======== Materials provided
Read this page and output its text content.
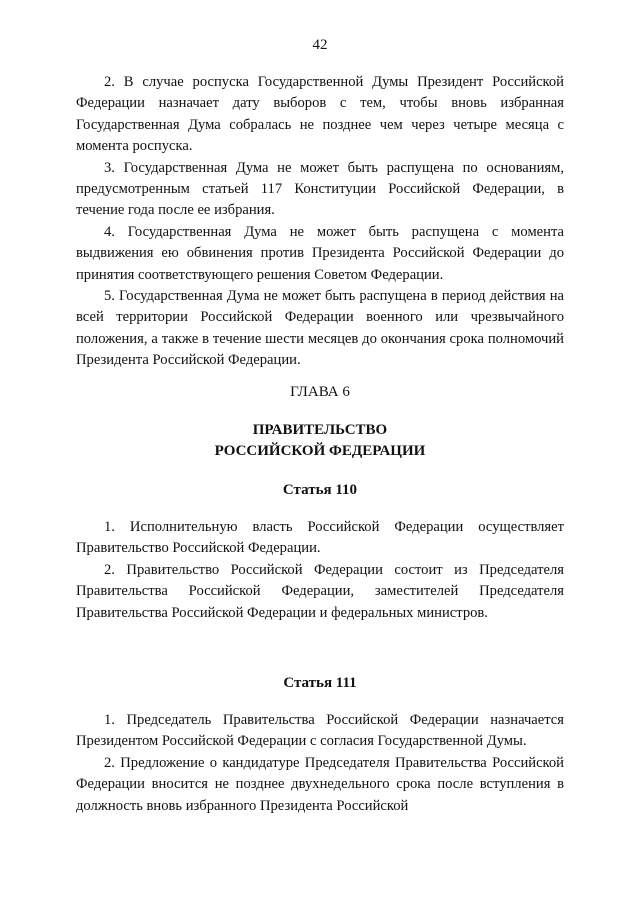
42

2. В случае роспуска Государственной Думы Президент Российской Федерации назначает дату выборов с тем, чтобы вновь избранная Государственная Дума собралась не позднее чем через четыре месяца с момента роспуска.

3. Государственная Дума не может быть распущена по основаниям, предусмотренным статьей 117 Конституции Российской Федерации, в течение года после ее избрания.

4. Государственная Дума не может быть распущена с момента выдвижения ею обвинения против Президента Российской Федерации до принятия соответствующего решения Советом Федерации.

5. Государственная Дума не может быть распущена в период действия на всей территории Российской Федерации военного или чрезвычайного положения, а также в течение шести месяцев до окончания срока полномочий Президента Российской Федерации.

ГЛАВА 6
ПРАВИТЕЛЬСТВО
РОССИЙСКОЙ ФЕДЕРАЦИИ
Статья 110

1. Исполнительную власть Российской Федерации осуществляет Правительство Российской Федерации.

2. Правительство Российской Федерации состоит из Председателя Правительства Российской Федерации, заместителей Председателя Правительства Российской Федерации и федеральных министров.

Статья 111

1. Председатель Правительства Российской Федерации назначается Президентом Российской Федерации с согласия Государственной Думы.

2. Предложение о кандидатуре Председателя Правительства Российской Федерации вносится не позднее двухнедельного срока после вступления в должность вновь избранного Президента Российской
================
## Goal
Without the pictures, extract every entry verbatim.

## Written response
Read this page and output its text content.
42

2. В случае роспуска Государственной Думы Президент Российской Федерации назначает дату выборов с тем, чтобы вновь избранная Государственная Дума собралась не позднее чем через четыре месяца с момента роспуска.

3. Государственная Дума не может быть распущена по основаниям, предусмотренным статьей 117 Конституции Российской Федерации, в течение года после ее избрания.

4. Государственная Дума не может быть распущена с момента выдвижения ею обвинения против Президента Российской Федерации до принятия соответствующего решения Советом Федерации.

5. Государственная Дума не может быть распущена в период действия на всей территории Российской Федерации военного или чрезвычайного положения, а также в течение шести месяцев до окончания срока полномочий Президента Российской Федерации.

ГЛАВА 6
ПРАВИТЕЛЬСТВО
РОССИЙСКОЙ ФЕДЕРАЦИИ
Статья 110

1. Исполнительную власть Российской Федерации осуществляет Правительство Российской Федерации.

2. Правительство Российской Федерации состоит из Председателя Правительства Российской Федерации, заместителей Председателя Правительства Российской Федерации и федеральных министров.

Статья 111

1. Председатель Правительства Российской Федерации назначается Президентом Российской Федерации с согласия Государственной Думы.

2. Предложение о кандидатуре Председателя Правительства Российской Федерации вносится не позднее двухнедельного срока после вступления в должность вновь избранного Президента Российской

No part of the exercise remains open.